Copy only the lines between the one containing "Read this page and output its text content." and the end of the records, both included, leaving out pictures.

________

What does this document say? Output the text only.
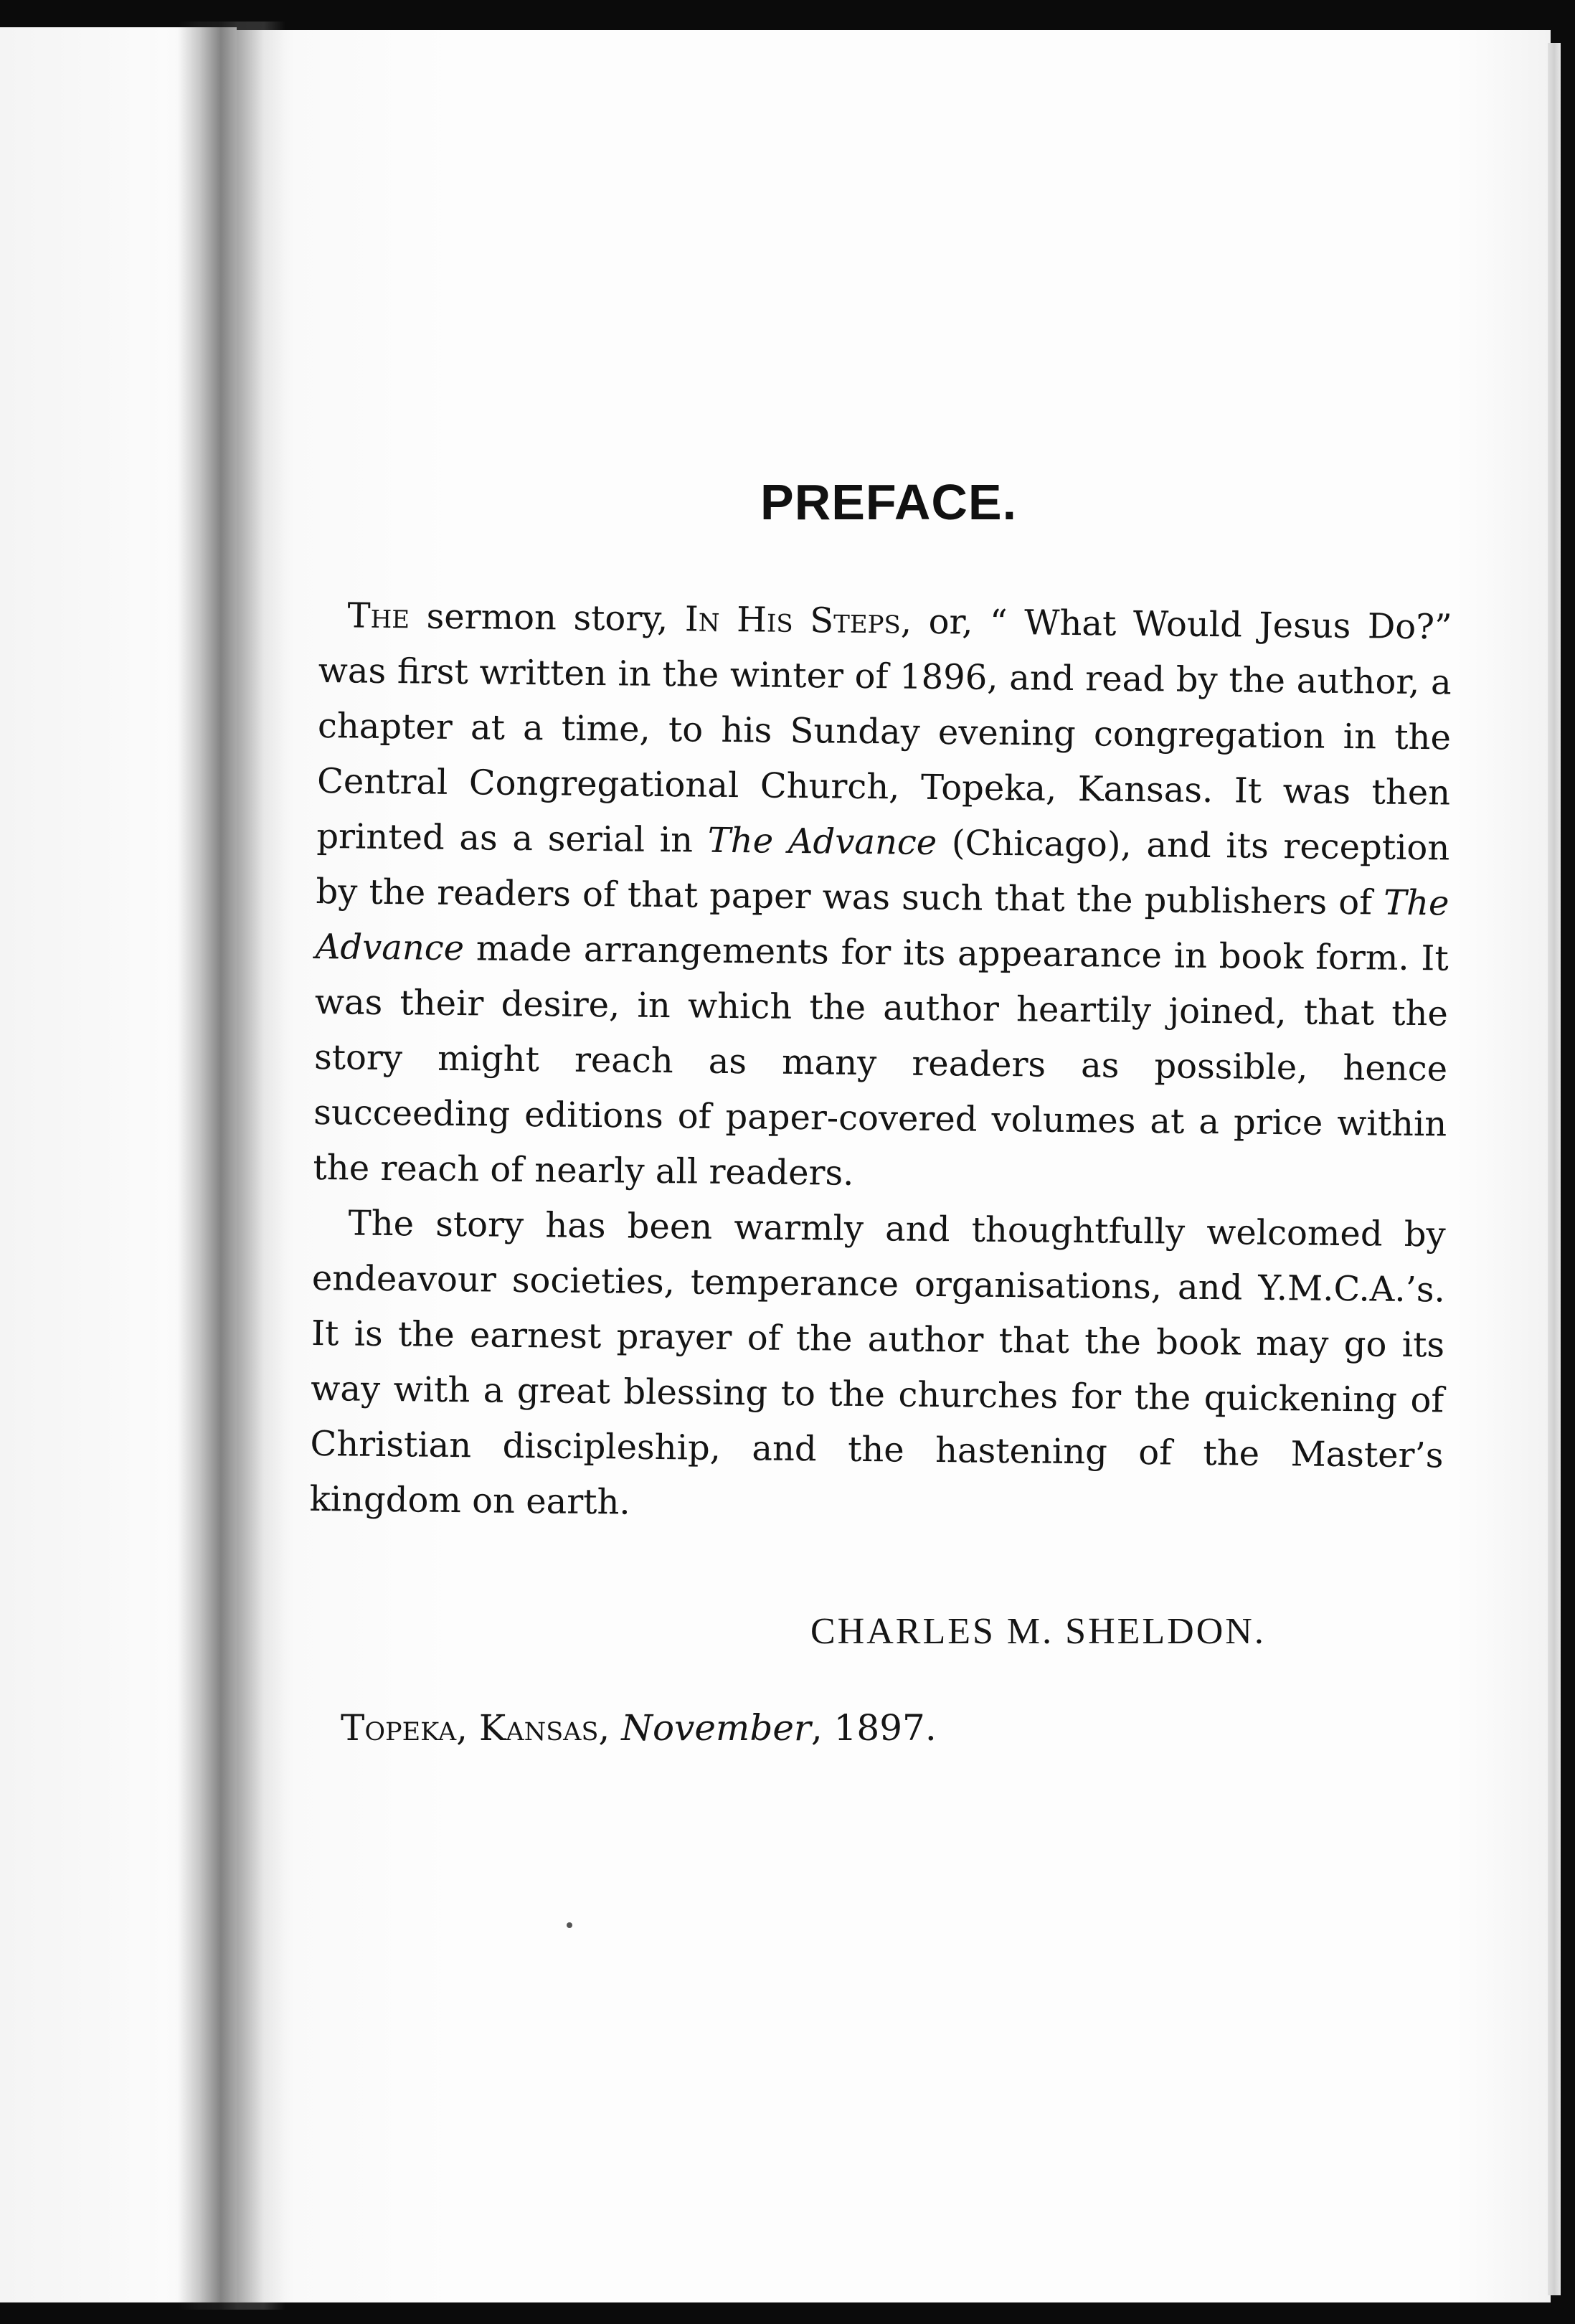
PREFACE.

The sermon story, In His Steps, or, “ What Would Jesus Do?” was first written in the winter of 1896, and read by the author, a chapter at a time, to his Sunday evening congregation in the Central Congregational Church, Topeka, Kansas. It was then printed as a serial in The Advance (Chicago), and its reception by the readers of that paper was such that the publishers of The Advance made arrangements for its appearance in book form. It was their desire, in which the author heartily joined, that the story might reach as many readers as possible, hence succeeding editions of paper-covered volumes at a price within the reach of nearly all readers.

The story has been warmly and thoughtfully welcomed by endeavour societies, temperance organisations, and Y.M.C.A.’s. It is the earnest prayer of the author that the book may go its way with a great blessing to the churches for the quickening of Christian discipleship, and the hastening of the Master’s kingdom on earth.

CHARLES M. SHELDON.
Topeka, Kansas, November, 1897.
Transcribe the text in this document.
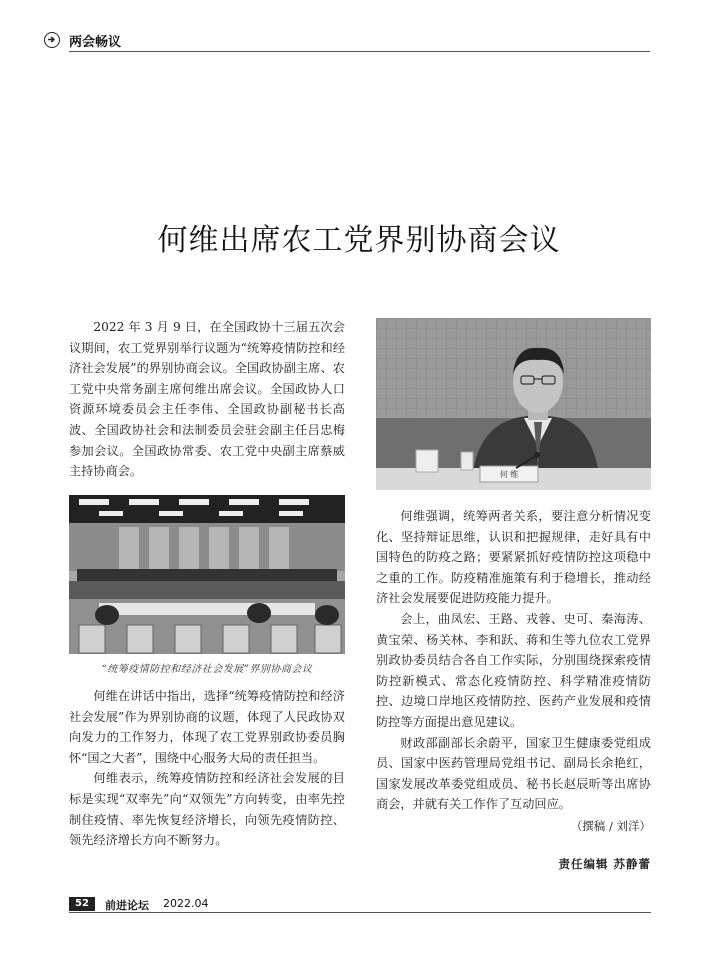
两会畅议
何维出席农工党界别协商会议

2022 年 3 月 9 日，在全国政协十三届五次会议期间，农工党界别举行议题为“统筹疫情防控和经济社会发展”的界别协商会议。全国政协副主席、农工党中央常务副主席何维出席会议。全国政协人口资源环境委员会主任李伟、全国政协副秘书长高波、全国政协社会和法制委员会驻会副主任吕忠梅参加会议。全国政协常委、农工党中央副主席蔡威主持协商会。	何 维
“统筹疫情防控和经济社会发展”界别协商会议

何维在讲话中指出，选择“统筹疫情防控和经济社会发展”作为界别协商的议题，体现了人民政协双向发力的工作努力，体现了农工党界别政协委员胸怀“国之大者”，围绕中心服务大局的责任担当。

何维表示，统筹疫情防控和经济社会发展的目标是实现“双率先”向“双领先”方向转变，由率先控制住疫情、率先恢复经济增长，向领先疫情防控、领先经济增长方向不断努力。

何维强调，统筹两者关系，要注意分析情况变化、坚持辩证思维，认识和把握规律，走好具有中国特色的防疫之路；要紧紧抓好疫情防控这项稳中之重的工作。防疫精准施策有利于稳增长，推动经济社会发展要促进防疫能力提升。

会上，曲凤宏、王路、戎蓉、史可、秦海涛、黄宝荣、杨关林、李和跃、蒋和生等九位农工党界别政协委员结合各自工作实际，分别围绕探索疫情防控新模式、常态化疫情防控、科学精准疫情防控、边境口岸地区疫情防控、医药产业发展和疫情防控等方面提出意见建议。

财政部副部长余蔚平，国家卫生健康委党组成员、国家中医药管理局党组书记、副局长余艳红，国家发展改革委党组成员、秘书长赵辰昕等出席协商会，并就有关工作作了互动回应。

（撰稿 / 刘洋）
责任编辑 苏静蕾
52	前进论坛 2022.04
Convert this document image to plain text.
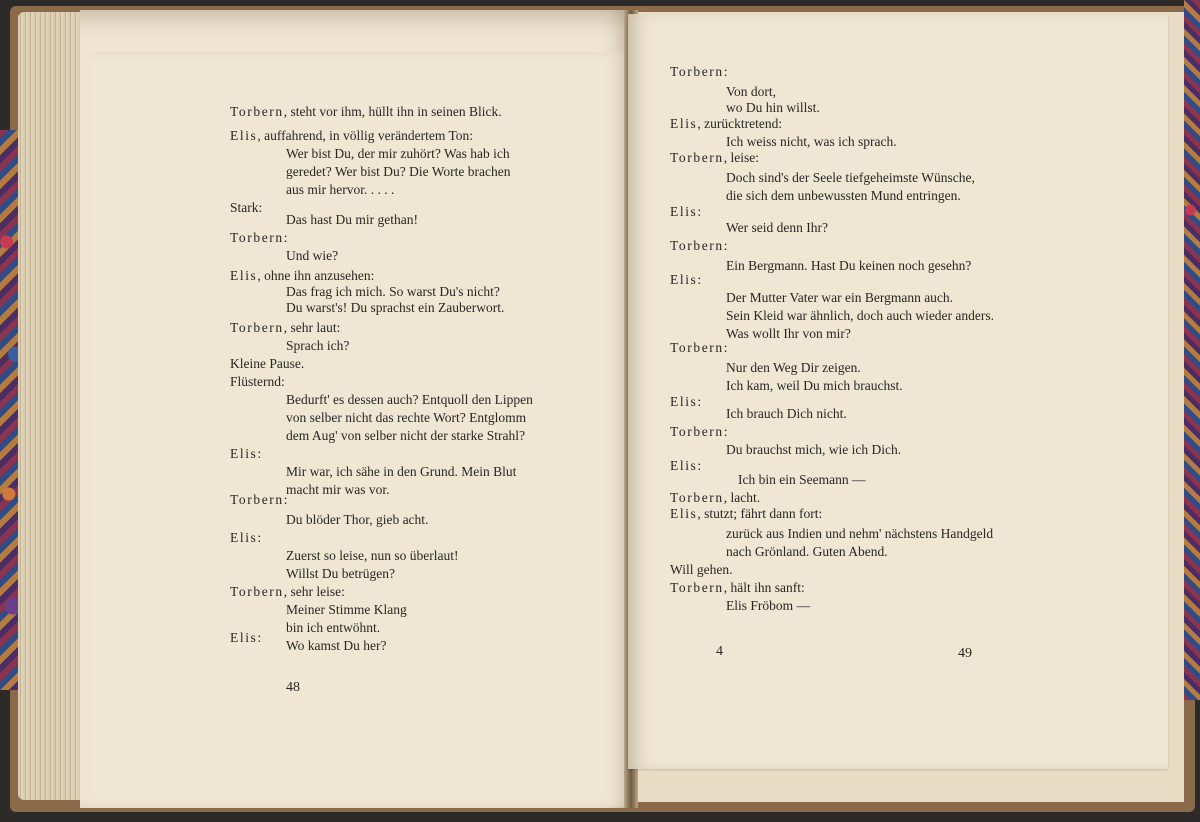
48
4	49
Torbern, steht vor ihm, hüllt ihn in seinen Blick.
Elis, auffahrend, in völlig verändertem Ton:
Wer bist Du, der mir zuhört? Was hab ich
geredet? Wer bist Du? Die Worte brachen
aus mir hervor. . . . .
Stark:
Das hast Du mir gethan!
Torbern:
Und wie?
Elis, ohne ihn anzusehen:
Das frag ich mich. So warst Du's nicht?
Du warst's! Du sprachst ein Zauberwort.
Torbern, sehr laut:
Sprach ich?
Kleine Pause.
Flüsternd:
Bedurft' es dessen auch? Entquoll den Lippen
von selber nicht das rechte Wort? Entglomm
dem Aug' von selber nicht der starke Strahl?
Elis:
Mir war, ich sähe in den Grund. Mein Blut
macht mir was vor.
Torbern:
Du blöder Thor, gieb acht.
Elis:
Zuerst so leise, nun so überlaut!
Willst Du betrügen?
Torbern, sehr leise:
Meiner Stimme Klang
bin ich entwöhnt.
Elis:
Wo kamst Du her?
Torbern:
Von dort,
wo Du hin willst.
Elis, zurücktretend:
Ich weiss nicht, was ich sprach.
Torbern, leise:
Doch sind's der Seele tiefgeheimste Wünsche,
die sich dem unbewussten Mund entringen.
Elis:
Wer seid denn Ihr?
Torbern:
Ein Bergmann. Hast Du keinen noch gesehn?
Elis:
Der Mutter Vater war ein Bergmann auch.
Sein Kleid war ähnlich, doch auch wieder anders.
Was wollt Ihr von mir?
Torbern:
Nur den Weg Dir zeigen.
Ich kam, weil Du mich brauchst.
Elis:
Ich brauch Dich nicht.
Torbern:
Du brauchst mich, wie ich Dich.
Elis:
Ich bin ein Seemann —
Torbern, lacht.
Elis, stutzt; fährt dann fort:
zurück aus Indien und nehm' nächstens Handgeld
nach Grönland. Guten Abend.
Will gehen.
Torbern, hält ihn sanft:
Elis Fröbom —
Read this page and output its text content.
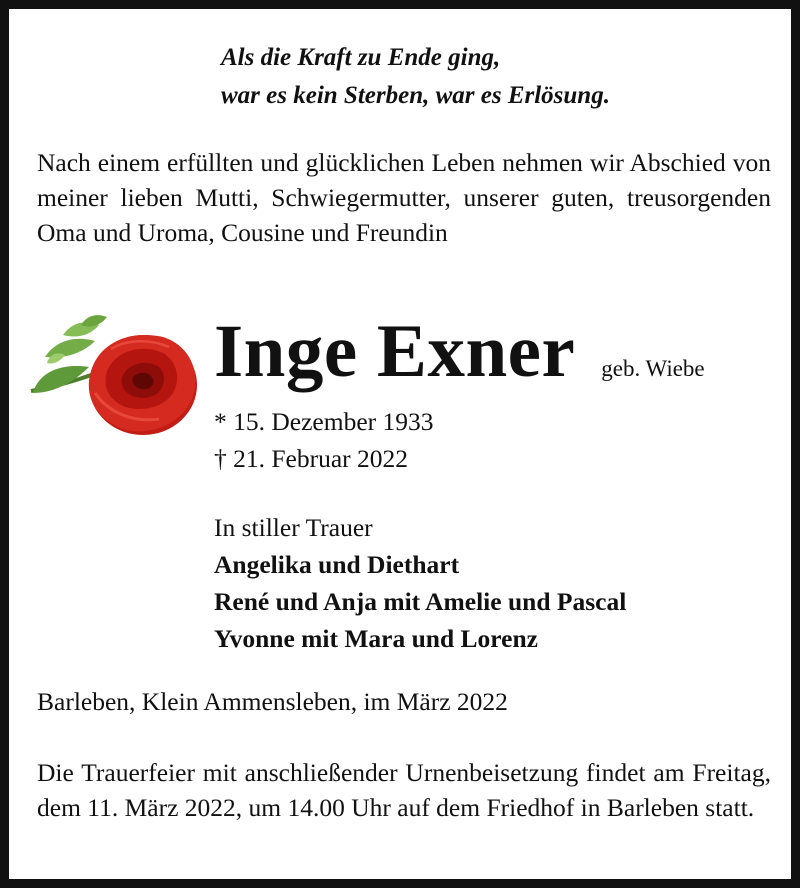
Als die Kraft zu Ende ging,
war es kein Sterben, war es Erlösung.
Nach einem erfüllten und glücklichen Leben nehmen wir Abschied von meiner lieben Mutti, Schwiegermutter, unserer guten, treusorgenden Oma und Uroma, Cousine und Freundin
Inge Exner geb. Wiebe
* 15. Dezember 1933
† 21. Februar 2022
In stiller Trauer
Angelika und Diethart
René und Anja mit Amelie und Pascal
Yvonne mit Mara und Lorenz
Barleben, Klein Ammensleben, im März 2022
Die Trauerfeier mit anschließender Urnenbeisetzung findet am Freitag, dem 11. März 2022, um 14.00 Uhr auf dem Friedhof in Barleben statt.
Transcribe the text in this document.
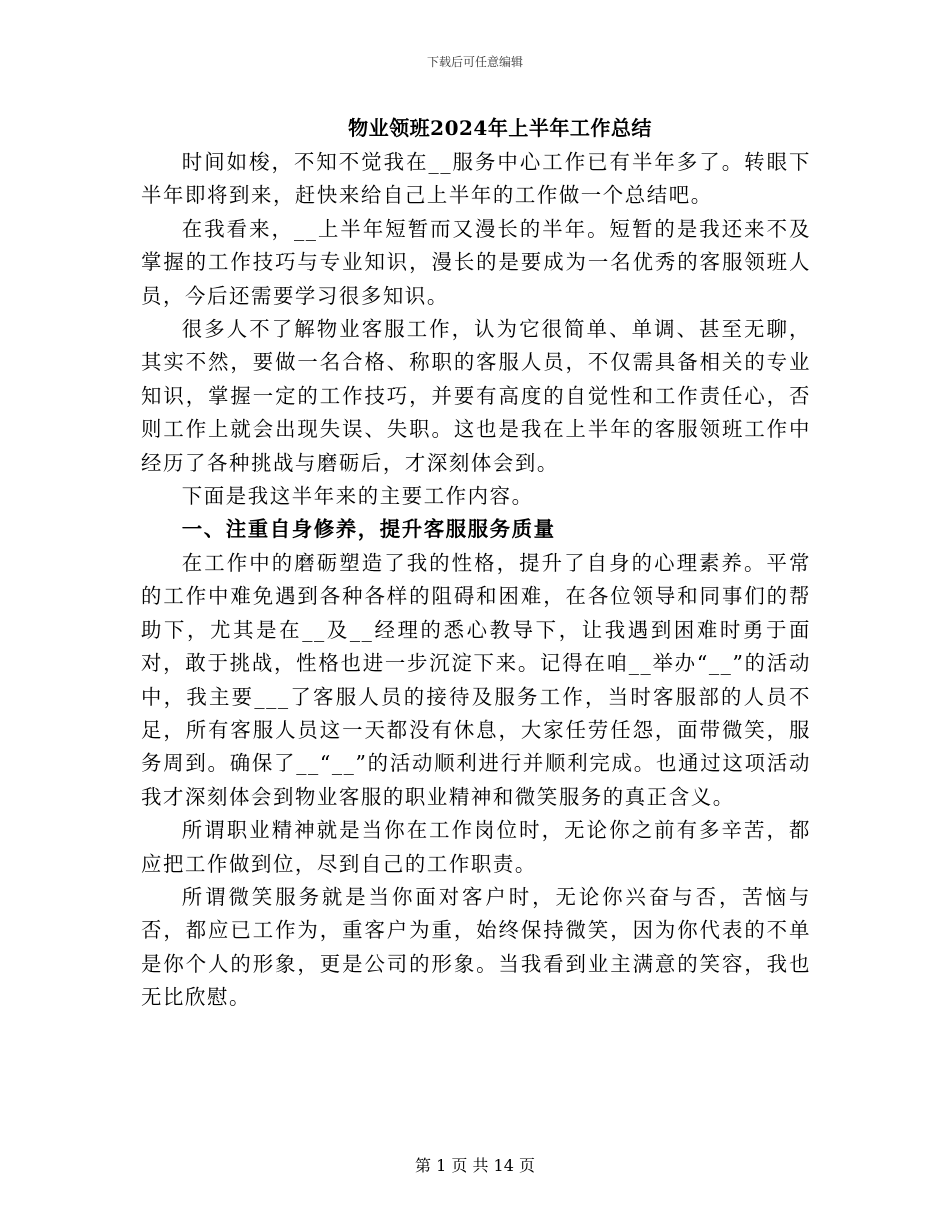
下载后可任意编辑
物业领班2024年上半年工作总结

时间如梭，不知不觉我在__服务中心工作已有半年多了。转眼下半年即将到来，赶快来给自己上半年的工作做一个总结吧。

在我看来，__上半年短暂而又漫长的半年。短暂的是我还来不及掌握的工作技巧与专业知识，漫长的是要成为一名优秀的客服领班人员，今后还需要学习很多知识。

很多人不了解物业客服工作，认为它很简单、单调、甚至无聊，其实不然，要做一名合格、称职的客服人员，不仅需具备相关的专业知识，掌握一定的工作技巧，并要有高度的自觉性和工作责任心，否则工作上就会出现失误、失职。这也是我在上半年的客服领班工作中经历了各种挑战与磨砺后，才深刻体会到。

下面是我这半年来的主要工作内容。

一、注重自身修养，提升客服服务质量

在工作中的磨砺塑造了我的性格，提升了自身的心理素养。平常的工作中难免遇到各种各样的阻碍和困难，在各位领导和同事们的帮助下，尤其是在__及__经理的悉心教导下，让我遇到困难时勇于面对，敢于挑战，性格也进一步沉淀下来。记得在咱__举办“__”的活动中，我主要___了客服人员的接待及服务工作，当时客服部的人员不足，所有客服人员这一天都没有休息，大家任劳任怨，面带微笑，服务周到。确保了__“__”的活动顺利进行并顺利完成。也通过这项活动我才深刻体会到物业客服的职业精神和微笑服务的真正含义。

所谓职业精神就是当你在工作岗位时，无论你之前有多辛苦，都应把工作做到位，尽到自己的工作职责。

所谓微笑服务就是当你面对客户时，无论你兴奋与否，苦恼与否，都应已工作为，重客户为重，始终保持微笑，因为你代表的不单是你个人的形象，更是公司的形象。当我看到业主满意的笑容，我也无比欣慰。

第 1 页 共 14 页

________

▸ Solution to this problem:
Read this page and output its text content.
Als die Kraft zu Ende ging,
war es kein Sterben, war es Erlösung.
Nach einem erfüllten und glücklichen Leben nehmen wir Abschied von meiner lieben Mutti, Schwiegermutter, unserer guten, treusorgenden Oma und Uroma, Cousine und Freundin
Inge Exner geb. Wiebe
* 15. Dezember 1933
† 21. Februar 2022
In stiller Trauer
Angelika und Diethart
René und Anja mit Amelie und Pascal
Yvonne mit Mara und Lorenz
Barleben, Klein Ammensleben, im März 2022
Die Trauerfeier mit anschließender Urnenbeisetzung findet am Freitag, dem 11. März 2022, um 14.00 Uhr auf dem Friedhof in Barleben statt.
Transcribe the text in this document.
下载后可任意编辑
物业领班2024年上半年工作总结

时间如梭，不知不觉我在__服务中心工作已有半年多了。转眼下半年即将到来，赶快来给自己上半年的工作做一个总结吧。

在我看来，__上半年短暂而又漫长的半年。短暂的是我还来不及掌握的工作技巧与专业知识，漫长的是要成为一名优秀的客服领班人员，今后还需要学习很多知识。

很多人不了解物业客服工作，认为它很简单、单调、甚至无聊，其实不然，要做一名合格、称职的客服人员，不仅需具备相关的专业知识，掌握一定的工作技巧，并要有高度的自觉性和工作责任心，否则工作上就会出现失误、失职。这也是我在上半年的客服领班工作中经历了各种挑战与磨砺后，才深刻体会到。

下面是我这半年来的主要工作内容。

一、注重自身修养，提升客服服务质量

在工作中的磨砺塑造了我的性格，提升了自身的心理素养。平常的工作中难免遇到各种各样的阻碍和困难，在各位领导和同事们的帮助下，尤其是在__及__经理的悉心教导下，让我遇到困难时勇于面对，敢于挑战，性格也进一步沉淀下来。记得在咱__举办“__”的活动中，我主要___了客服人员的接待及服务工作，当时客服部的人员不足，所有客服人员这一天都没有休息，大家任劳任怨，面带微笑，服务周到。确保了__“__”的活动顺利进行并顺利完成。也通过这项活动我才深刻体会到物业客服的职业精神和微笑服务的真正含义。

所谓职业精神就是当你在工作岗位时，无论你之前有多辛苦，都应把工作做到位，尽到自己的工作职责。

所谓微笑服务就是当你面对客户时，无论你兴奋与否，苦恼与否，都应已工作为，重客户为重，始终保持微笑，因为你代表的不单是你个人的形象，更是公司的形象。当我看到业主满意的笑容，我也无比欣慰。

第 1 页 共 14 页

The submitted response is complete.